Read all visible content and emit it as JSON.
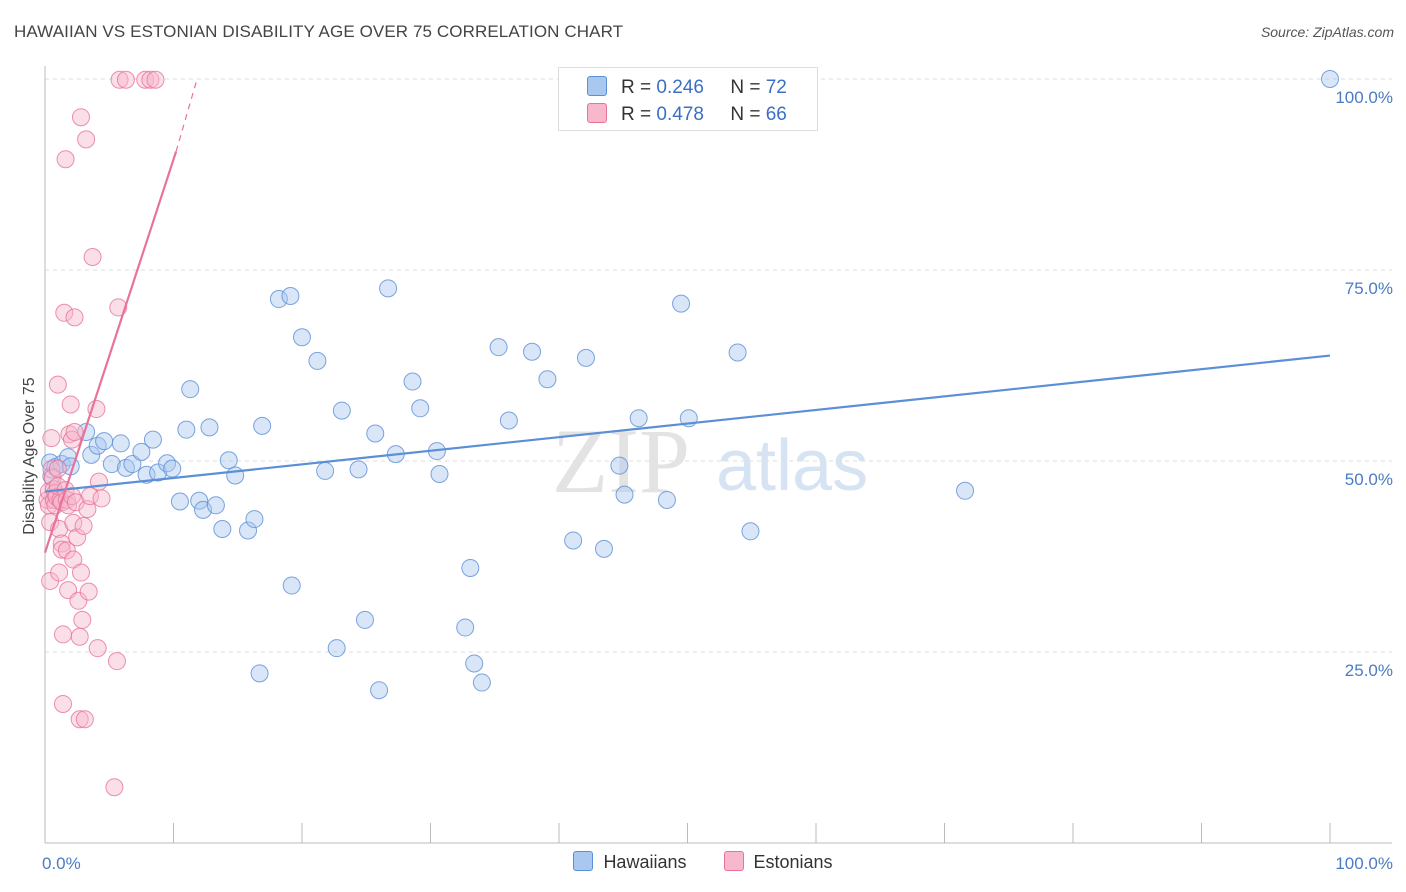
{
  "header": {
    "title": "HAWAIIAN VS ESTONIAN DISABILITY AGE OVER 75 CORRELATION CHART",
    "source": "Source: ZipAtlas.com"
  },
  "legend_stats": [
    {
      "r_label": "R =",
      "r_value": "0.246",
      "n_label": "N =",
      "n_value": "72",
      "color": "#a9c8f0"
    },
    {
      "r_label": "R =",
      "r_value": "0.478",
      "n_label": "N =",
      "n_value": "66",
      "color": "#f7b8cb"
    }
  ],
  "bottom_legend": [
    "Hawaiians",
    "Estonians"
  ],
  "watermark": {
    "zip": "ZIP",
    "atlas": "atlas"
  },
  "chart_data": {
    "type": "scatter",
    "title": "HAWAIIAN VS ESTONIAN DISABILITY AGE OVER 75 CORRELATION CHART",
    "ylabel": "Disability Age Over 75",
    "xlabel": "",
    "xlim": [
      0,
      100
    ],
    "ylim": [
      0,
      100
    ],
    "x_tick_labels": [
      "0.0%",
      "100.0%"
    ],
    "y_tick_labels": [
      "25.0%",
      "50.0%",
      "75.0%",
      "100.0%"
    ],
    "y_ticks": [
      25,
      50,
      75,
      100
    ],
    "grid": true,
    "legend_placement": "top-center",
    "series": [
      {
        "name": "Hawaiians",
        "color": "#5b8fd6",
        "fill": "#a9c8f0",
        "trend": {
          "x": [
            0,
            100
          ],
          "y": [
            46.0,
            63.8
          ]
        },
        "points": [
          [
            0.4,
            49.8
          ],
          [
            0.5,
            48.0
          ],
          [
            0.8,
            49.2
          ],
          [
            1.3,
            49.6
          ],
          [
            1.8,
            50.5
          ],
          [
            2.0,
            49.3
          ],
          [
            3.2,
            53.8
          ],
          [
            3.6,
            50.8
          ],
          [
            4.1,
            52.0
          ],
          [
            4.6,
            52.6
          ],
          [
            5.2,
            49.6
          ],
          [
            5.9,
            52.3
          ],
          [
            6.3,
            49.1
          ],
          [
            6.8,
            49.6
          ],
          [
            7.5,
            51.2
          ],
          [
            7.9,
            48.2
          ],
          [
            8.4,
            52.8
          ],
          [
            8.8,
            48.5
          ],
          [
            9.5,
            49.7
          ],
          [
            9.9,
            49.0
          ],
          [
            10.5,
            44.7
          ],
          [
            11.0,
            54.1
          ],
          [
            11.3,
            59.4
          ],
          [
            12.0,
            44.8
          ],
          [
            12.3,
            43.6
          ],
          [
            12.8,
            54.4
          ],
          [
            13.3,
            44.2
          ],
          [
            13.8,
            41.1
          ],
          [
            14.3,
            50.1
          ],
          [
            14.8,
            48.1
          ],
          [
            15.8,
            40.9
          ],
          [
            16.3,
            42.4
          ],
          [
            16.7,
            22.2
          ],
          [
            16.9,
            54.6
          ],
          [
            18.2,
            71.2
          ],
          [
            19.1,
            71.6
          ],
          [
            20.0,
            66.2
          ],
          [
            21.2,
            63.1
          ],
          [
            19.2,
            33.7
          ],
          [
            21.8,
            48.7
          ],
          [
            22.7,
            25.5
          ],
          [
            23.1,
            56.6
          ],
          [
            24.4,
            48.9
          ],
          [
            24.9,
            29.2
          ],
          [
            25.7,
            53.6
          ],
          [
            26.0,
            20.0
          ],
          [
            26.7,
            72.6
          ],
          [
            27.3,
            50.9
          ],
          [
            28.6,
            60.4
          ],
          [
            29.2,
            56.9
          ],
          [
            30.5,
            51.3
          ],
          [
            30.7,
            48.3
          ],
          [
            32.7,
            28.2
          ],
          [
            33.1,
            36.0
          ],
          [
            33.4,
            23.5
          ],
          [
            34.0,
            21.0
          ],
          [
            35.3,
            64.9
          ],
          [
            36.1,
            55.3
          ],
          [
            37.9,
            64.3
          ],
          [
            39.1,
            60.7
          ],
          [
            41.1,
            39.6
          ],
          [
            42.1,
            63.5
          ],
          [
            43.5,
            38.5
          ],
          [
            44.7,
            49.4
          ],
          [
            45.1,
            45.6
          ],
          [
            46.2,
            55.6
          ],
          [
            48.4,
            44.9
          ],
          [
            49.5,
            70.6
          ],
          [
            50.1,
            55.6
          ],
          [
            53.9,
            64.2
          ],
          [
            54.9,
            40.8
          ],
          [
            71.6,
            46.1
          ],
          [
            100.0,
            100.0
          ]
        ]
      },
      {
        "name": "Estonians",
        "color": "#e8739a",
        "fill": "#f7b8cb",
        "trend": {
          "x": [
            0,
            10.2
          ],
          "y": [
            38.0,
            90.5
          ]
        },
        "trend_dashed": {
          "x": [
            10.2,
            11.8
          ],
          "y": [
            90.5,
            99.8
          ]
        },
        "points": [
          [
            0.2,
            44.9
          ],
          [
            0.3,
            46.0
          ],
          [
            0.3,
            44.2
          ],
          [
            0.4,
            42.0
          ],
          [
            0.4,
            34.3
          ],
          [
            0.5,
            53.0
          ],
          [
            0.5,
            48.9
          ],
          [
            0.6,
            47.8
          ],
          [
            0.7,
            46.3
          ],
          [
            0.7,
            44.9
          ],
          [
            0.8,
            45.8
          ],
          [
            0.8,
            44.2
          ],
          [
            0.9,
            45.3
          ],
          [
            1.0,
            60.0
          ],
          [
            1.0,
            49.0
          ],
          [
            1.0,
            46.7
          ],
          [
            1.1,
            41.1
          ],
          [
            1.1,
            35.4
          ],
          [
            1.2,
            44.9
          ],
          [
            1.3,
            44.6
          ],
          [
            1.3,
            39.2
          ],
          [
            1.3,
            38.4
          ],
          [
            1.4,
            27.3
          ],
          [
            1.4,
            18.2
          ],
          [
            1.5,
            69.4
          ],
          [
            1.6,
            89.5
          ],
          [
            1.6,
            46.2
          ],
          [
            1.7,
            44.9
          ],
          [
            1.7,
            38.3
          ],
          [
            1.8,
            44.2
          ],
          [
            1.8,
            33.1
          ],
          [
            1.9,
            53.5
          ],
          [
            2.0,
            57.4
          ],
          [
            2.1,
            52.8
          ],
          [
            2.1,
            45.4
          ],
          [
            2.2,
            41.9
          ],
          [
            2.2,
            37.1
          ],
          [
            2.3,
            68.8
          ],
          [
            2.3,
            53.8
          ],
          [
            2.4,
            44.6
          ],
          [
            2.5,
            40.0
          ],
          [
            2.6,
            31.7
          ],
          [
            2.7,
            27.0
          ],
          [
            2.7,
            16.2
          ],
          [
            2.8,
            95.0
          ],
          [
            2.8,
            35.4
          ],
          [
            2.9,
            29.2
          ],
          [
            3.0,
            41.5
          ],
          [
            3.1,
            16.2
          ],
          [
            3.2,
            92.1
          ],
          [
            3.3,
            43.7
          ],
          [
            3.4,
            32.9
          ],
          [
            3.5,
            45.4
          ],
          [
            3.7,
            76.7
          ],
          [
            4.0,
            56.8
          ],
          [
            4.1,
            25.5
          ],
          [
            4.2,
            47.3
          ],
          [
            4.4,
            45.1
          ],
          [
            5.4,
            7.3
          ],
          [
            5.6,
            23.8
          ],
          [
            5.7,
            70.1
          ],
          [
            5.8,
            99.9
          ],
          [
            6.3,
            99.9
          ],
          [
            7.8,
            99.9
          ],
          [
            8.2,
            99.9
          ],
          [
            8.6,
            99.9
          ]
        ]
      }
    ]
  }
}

==

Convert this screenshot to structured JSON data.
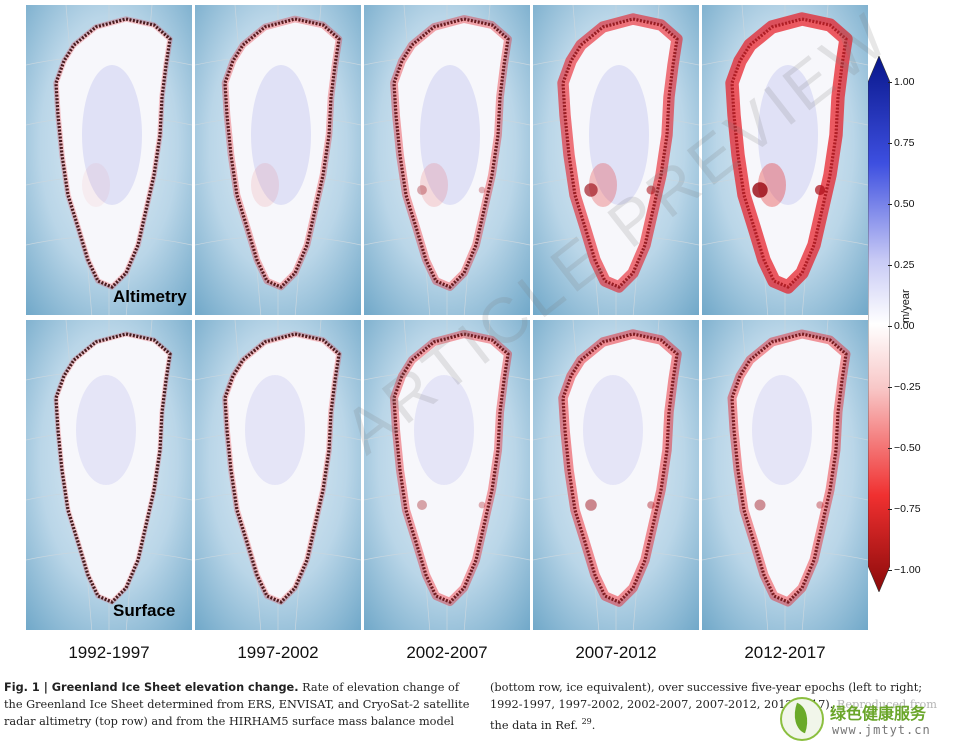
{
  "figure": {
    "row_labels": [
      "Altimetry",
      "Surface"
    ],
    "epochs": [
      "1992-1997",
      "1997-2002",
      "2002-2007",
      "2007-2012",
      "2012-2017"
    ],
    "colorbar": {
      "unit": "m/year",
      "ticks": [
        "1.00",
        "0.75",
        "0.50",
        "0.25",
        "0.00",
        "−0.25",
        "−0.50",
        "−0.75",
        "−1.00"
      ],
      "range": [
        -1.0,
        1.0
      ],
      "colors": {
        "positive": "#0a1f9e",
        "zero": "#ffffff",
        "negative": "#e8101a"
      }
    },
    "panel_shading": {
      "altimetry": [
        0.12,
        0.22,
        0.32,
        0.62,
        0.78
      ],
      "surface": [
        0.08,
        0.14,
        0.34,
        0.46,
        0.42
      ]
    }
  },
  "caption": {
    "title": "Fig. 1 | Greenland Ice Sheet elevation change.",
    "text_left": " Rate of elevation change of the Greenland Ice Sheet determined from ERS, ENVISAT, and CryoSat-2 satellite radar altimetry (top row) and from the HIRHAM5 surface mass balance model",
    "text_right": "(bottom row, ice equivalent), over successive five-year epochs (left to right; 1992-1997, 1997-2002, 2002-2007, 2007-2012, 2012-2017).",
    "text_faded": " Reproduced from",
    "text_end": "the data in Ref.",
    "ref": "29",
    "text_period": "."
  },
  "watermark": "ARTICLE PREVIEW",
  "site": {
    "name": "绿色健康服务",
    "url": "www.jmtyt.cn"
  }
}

## Exercise goal
Look for the word "name" and return every line where it occurs.

## Written answer
        "name": "Hawaiians",
        "name": "Estonians",
    "name": "绿色健康服务",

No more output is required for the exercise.